== What needs to be done ==
In the entries below, count every line containing "births". Return the number and nothing else.

(Records from a collection)
----------
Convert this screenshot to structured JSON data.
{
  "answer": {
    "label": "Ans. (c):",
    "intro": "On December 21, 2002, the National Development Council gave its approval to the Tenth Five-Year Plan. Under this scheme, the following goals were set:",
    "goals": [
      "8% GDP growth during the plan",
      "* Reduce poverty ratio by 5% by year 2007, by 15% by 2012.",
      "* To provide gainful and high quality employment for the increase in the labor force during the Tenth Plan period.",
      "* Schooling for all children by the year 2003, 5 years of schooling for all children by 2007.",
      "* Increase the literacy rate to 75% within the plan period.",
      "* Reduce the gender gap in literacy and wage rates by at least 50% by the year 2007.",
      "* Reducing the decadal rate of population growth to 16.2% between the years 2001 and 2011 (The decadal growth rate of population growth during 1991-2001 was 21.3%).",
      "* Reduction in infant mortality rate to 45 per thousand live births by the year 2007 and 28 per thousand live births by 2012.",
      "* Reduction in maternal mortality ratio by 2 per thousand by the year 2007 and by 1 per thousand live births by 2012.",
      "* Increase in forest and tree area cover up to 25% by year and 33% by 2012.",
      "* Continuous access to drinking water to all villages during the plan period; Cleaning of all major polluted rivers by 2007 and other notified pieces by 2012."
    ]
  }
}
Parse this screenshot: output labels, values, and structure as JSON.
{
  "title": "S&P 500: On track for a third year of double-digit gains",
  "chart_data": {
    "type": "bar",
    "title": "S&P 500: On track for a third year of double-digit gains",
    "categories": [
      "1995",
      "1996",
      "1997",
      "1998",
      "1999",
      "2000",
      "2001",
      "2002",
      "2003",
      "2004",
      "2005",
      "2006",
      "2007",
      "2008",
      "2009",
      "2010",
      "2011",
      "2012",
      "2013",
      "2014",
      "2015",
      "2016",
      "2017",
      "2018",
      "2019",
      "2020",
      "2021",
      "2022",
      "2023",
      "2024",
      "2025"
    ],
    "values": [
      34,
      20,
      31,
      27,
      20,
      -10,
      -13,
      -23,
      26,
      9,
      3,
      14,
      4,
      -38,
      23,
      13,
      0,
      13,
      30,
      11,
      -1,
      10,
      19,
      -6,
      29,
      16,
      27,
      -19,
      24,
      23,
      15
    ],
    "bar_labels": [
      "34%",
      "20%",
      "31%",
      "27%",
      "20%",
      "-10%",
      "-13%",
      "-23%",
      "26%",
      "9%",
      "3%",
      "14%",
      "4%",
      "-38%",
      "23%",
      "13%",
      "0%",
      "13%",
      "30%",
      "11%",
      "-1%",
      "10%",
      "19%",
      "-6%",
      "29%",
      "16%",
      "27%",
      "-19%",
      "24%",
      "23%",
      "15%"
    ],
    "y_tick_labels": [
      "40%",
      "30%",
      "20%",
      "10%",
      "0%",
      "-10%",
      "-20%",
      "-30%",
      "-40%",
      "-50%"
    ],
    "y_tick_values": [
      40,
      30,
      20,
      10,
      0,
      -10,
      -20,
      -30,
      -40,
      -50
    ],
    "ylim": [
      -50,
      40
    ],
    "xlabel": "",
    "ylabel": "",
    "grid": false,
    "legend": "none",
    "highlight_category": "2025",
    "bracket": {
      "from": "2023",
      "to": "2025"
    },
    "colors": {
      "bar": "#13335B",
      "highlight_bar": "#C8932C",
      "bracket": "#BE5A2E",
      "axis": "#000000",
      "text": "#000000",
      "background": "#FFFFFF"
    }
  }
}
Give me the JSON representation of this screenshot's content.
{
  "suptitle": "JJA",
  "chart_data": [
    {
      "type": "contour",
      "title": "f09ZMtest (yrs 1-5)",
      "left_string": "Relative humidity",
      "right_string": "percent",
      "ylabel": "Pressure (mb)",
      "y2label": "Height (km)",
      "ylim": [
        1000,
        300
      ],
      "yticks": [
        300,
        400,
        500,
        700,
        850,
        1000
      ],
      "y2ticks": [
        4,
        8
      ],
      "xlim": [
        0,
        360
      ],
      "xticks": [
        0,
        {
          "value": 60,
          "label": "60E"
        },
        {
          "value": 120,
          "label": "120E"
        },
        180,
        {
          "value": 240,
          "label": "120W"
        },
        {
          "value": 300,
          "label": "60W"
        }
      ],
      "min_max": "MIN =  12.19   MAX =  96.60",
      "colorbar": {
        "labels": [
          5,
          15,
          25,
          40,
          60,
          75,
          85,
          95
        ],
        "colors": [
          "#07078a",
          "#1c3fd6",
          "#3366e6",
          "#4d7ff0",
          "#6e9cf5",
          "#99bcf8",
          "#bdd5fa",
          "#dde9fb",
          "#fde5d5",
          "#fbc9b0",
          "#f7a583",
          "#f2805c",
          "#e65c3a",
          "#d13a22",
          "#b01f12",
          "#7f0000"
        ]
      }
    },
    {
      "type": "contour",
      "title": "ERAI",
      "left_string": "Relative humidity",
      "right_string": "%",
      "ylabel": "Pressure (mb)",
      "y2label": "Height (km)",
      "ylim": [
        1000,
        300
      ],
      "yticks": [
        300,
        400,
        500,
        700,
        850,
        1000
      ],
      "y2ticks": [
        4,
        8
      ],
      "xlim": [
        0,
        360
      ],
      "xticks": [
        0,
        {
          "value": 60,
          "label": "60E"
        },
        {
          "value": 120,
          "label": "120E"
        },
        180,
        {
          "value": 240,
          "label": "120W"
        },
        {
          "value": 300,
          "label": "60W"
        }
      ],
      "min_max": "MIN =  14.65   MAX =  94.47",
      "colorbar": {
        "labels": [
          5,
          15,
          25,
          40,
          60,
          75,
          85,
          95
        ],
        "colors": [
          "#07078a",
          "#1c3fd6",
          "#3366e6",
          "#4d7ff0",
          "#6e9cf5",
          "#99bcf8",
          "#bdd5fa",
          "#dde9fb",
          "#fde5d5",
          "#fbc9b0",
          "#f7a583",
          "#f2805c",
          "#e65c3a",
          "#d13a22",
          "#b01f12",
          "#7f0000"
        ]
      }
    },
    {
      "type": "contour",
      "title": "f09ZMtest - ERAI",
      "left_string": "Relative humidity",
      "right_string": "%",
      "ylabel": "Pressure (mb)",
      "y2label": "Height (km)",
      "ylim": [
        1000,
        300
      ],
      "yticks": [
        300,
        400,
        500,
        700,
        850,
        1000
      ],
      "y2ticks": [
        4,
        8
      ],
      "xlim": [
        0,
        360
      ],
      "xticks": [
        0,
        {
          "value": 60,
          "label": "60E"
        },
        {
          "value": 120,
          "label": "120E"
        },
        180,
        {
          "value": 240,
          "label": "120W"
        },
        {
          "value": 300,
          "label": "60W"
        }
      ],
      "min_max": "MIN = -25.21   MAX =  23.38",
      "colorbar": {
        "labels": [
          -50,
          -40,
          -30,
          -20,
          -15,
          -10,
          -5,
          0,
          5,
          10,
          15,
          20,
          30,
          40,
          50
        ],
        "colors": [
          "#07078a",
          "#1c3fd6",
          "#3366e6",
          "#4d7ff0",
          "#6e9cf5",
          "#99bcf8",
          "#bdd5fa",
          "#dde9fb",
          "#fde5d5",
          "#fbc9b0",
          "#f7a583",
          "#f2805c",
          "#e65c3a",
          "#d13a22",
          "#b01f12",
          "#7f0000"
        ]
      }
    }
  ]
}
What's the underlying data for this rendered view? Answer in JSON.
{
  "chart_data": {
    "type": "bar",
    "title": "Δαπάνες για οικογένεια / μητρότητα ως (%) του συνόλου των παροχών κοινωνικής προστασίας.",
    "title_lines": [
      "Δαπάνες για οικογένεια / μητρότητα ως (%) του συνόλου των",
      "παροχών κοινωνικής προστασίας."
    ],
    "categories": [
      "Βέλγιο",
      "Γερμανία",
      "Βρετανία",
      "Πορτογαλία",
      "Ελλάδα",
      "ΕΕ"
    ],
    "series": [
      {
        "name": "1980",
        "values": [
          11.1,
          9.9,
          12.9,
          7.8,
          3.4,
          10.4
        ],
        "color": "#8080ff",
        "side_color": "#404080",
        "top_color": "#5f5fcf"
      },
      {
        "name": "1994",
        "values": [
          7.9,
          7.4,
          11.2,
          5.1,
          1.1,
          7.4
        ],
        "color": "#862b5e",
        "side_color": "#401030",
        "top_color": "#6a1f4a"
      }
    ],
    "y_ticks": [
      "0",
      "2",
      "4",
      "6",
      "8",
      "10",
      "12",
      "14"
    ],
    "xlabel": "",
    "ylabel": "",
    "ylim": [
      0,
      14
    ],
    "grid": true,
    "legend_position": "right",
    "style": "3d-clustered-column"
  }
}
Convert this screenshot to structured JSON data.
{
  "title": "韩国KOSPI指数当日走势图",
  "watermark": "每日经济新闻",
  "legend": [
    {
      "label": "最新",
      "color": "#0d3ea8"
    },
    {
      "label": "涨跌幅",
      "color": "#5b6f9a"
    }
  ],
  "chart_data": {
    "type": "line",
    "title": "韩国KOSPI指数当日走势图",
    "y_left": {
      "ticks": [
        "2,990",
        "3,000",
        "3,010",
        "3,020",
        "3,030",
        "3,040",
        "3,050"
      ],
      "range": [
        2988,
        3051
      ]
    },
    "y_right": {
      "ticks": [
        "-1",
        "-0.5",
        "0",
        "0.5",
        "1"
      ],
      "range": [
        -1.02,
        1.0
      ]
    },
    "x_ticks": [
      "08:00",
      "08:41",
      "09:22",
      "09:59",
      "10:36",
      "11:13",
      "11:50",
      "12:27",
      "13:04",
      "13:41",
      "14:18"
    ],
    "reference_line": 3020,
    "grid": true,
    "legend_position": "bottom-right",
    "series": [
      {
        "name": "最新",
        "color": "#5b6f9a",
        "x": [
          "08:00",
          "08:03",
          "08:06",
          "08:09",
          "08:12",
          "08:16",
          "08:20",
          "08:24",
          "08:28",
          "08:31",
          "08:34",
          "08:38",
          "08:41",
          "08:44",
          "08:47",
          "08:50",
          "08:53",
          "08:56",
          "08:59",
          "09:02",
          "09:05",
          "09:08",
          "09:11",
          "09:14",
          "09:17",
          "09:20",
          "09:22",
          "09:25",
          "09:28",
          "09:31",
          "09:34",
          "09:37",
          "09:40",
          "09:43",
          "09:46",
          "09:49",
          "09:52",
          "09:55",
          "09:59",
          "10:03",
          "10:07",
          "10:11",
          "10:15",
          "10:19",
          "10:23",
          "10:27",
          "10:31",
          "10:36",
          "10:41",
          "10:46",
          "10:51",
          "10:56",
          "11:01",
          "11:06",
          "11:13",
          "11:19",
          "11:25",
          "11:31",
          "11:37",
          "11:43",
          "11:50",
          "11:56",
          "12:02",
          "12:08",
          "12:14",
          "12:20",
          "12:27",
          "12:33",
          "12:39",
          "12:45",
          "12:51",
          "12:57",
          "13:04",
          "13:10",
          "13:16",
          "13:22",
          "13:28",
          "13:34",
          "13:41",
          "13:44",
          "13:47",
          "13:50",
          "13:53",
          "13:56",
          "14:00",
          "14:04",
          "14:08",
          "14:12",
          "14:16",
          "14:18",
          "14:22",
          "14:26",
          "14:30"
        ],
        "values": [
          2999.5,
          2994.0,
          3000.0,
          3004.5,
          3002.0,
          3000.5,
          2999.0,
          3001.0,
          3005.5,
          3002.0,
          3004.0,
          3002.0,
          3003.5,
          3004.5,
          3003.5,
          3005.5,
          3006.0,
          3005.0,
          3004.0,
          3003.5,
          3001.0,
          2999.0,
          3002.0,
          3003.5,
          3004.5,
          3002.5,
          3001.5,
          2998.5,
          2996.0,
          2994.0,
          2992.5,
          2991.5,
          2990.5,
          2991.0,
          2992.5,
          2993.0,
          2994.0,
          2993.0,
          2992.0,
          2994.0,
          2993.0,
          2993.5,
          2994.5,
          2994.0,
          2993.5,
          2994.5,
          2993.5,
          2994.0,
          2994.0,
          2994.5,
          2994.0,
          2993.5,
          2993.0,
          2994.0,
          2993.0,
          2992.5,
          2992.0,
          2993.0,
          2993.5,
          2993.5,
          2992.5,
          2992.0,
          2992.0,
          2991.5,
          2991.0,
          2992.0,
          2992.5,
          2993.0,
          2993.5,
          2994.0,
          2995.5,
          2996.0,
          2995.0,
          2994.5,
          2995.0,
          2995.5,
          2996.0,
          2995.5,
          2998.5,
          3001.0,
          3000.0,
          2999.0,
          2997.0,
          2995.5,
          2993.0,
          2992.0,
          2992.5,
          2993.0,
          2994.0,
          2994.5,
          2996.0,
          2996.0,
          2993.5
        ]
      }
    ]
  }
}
----------
== Written answer ==
2